- **Exercise**
Every line below should be copied exactly; drop the pictures.
::::::
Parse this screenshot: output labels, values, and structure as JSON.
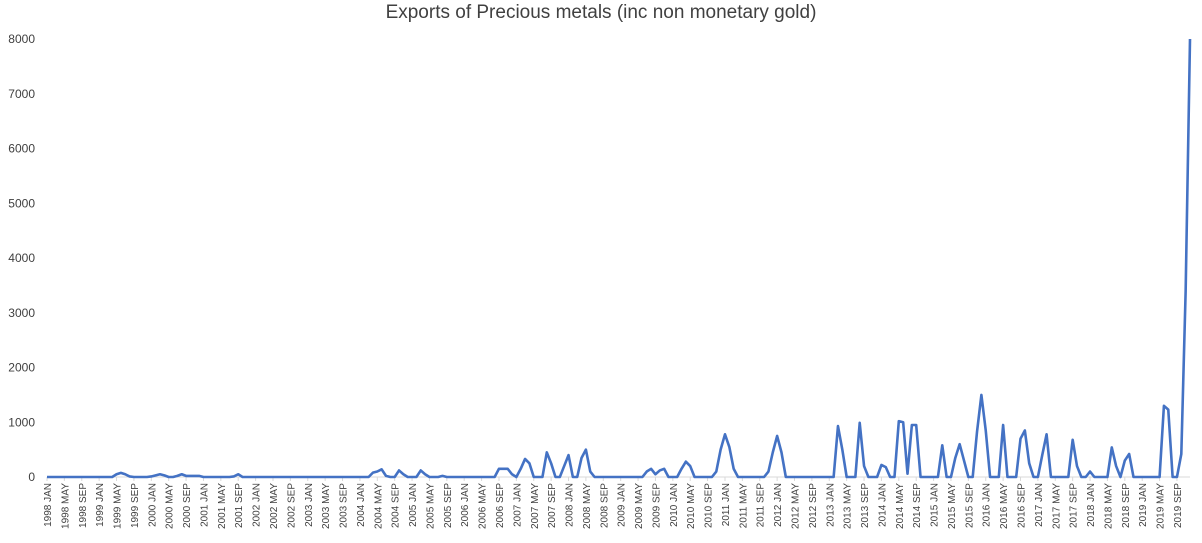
{
  "chart_data": {
    "type": "line",
    "title": "Exports of Precious metals (inc non monetary gold)",
    "xlabel": "",
    "ylabel": "",
    "ylim": [
      0,
      8000
    ],
    "yticks": [
      0,
      1000,
      2000,
      3000,
      4000,
      5000,
      6000,
      7000,
      8000
    ],
    "grid": false,
    "legend": "none",
    "line_color": "#4472C4",
    "x_tick_labels": [
      "1998 JAN",
      "1998 MAY",
      "1998 SEP",
      "1999 JAN",
      "1999 MAY",
      "1999 SEP",
      "2000 JAN",
      "2000 MAY",
      "2000 SEP",
      "2001 JAN",
      "2001 MAY",
      "2001 SEP",
      "2002 JAN",
      "2002 MAY",
      "2002 SEP",
      "2003 JAN",
      "2003 MAY",
      "2003 SEP",
      "2004 JAN",
      "2004 MAY",
      "2004 SEP",
      "2005 JAN",
      "2005 MAY",
      "2005 SEP",
      "2006 JAN",
      "2006 MAY",
      "2006 SEP",
      "2007 JAN",
      "2007 MAY",
      "2007 SEP",
      "2008 JAN",
      "2008 MAY",
      "2008 SEP",
      "2009 JAN",
      "2009 MAY",
      "2009 SEP",
      "2010 JAN",
      "2010 MAY",
      "2010 SEP",
      "2011 JAN",
      "2011 MAY",
      "2011 SEP",
      "2012 JAN",
      "2012 MAY",
      "2012 SEP",
      "2013 JAN",
      "2013 MAY",
      "2013 SEP",
      "2014 JAN",
      "2014 MAY",
      "2014 SEP",
      "2015 JAN",
      "2015 MAY",
      "2015 SEP",
      "2016 JAN",
      "2016 MAY",
      "2016 SEP",
      "2017 JAN",
      "2017 MAY",
      "2017 SEP",
      "2018 JAN",
      "2018 MAY",
      "2018 SEP",
      "2019 JAN",
      "2019 MAY",
      "2019 SEP"
    ],
    "series": [
      {
        "values": [
          0,
          0,
          0,
          0,
          0,
          0,
          0,
          0,
          0,
          0,
          0,
          0,
          0,
          0,
          0,
          0,
          50,
          75,
          50,
          10,
          0,
          0,
          0,
          0,
          10,
          30,
          50,
          30,
          0,
          0,
          20,
          50,
          20,
          20,
          20,
          20,
          0,
          0,
          0,
          0,
          0,
          0,
          0,
          10,
          50,
          0,
          0,
          0,
          0,
          0,
          0,
          0,
          0,
          0,
          0,
          0,
          0,
          0,
          0,
          0,
          0,
          0,
          0,
          0,
          0,
          0,
          0,
          0,
          0,
          0,
          0,
          0,
          0,
          0,
          0,
          80,
          100,
          140,
          20,
          0,
          0,
          120,
          50,
          0,
          0,
          0,
          120,
          50,
          0,
          0,
          0,
          20,
          0,
          0,
          0,
          0,
          0,
          0,
          0,
          0,
          0,
          0,
          0,
          0,
          150,
          150,
          150,
          50,
          0,
          150,
          330,
          250,
          0,
          0,
          0,
          450,
          250,
          0,
          0,
          200,
          400,
          0,
          0,
          350,
          500,
          100,
          0,
          0,
          0,
          0,
          0,
          0,
          0,
          0,
          0,
          0,
          0,
          0,
          100,
          150,
          50,
          120,
          150,
          0,
          0,
          0,
          150,
          280,
          200,
          0,
          0,
          0,
          0,
          0,
          100,
          500,
          780,
          550,
          150,
          0,
          0,
          0,
          0,
          0,
          0,
          0,
          100,
          450,
          750,
          450,
          0,
          0,
          0,
          0,
          0,
          0,
          0,
          0,
          0,
          0,
          0,
          0,
          930,
          500,
          0,
          0,
          0,
          990,
          200,
          0,
          0,
          0,
          220,
          180,
          0,
          0,
          1020,
          1000,
          60,
          950,
          950,
          0,
          0,
          0,
          0,
          0,
          580,
          0,
          0,
          350,
          600,
          300,
          0,
          0,
          830,
          1500,
          850,
          0,
          0,
          0,
          950,
          0,
          0,
          0,
          700,
          850,
          250,
          0,
          0,
          400,
          780,
          0,
          0,
          0,
          0,
          0,
          680,
          200,
          0,
          0,
          100,
          0,
          0,
          0,
          0,
          540,
          200,
          0,
          300,
          420,
          0,
          0,
          0,
          0,
          0,
          0,
          0,
          1300,
          1230,
          0,
          0,
          420,
          3400,
          8000
        ]
      }
    ]
  }
}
::::::
- **Result**
Parse this screenshot: output labels, values, and structure as JSON.
{
  "chart_data": {
    "type": "line",
    "title": "Exports of Precious metals (inc non monetary gold)",
    "xlabel": "",
    "ylabel": "",
    "ylim": [
      0,
      8000
    ],
    "yticks": [
      0,
      1000,
      2000,
      3000,
      4000,
      5000,
      6000,
      7000,
      8000
    ],
    "grid": false,
    "legend": "none",
    "line_color": "#4472C4",
    "x_tick_labels": [
      "1998 JAN",
      "1998 MAY",
      "1998 SEP",
      "1999 JAN",
      "1999 MAY",
      "1999 SEP",
      "2000 JAN",
      "2000 MAY",
      "2000 SEP",
      "2001 JAN",
      "2001 MAY",
      "2001 SEP",
      "2002 JAN",
      "2002 MAY",
      "2002 SEP",
      "2003 JAN",
      "2003 MAY",
      "2003 SEP",
      "2004 JAN",
      "2004 MAY",
      "2004 SEP",
      "2005 JAN",
      "2005 MAY",
      "2005 SEP",
      "2006 JAN",
      "2006 MAY",
      "2006 SEP",
      "2007 JAN",
      "2007 MAY",
      "2007 SEP",
      "2008 JAN",
      "2008 MAY",
      "2008 SEP",
      "2009 JAN",
      "2009 MAY",
      "2009 SEP",
      "2010 JAN",
      "2010 MAY",
      "2010 SEP",
      "2011 JAN",
      "2011 MAY",
      "2011 SEP",
      "2012 JAN",
      "2012 MAY",
      "2012 SEP",
      "2013 JAN",
      "2013 MAY",
      "2013 SEP",
      "2014 JAN",
      "2014 MAY",
      "2014 SEP",
      "2015 JAN",
      "2015 MAY",
      "2015 SEP",
      "2016 JAN",
      "2016 MAY",
      "2016 SEP",
      "2017 JAN",
      "2017 MAY",
      "2017 SEP",
      "2018 JAN",
      "2018 MAY",
      "2018 SEP",
      "2019 JAN",
      "2019 MAY",
      "2019 SEP"
    ],
    "series": [
      {
        "values": [
          0,
          0,
          0,
          0,
          0,
          0,
          0,
          0,
          0,
          0,
          0,
          0,
          0,
          0,
          0,
          0,
          50,
          75,
          50,
          10,
          0,
          0,
          0,
          0,
          10,
          30,
          50,
          30,
          0,
          0,
          20,
          50,
          20,
          20,
          20,
          20,
          0,
          0,
          0,
          0,
          0,
          0,
          0,
          10,
          50,
          0,
          0,
          0,
          0,
          0,
          0,
          0,
          0,
          0,
          0,
          0,
          0,
          0,
          0,
          0,
          0,
          0,
          0,
          0,
          0,
          0,
          0,
          0,
          0,
          0,
          0,
          0,
          0,
          0,
          0,
          80,
          100,
          140,
          20,
          0,
          0,
          120,
          50,
          0,
          0,
          0,
          120,
          50,
          0,
          0,
          0,
          20,
          0,
          0,
          0,
          0,
          0,
          0,
          0,
          0,
          0,
          0,
          0,
          0,
          150,
          150,
          150,
          50,
          0,
          150,
          330,
          250,
          0,
          0,
          0,
          450,
          250,
          0,
          0,
          200,
          400,
          0,
          0,
          350,
          500,
          100,
          0,
          0,
          0,
          0,
          0,
          0,
          0,
          0,
          0,
          0,
          0,
          0,
          100,
          150,
          50,
          120,
          150,
          0,
          0,
          0,
          150,
          280,
          200,
          0,
          0,
          0,
          0,
          0,
          100,
          500,
          780,
          550,
          150,
          0,
          0,
          0,
          0,
          0,
          0,
          0,
          100,
          450,
          750,
          450,
          0,
          0,
          0,
          0,
          0,
          0,
          0,
          0,
          0,
          0,
          0,
          0,
          930,
          500,
          0,
          0,
          0,
          990,
          200,
          0,
          0,
          0,
          220,
          180,
          0,
          0,
          1020,
          1000,
          60,
          950,
          950,
          0,
          0,
          0,
          0,
          0,
          580,
          0,
          0,
          350,
          600,
          300,
          0,
          0,
          830,
          1500,
          850,
          0,
          0,
          0,
          950,
          0,
          0,
          0,
          700,
          850,
          250,
          0,
          0,
          400,
          780,
          0,
          0,
          0,
          0,
          0,
          680,
          200,
          0,
          0,
          100,
          0,
          0,
          0,
          0,
          540,
          200,
          0,
          300,
          420,
          0,
          0,
          0,
          0,
          0,
          0,
          0,
          1300,
          1230,
          0,
          0,
          420,
          3400,
          8000
        ]
      }
    ]
  }
}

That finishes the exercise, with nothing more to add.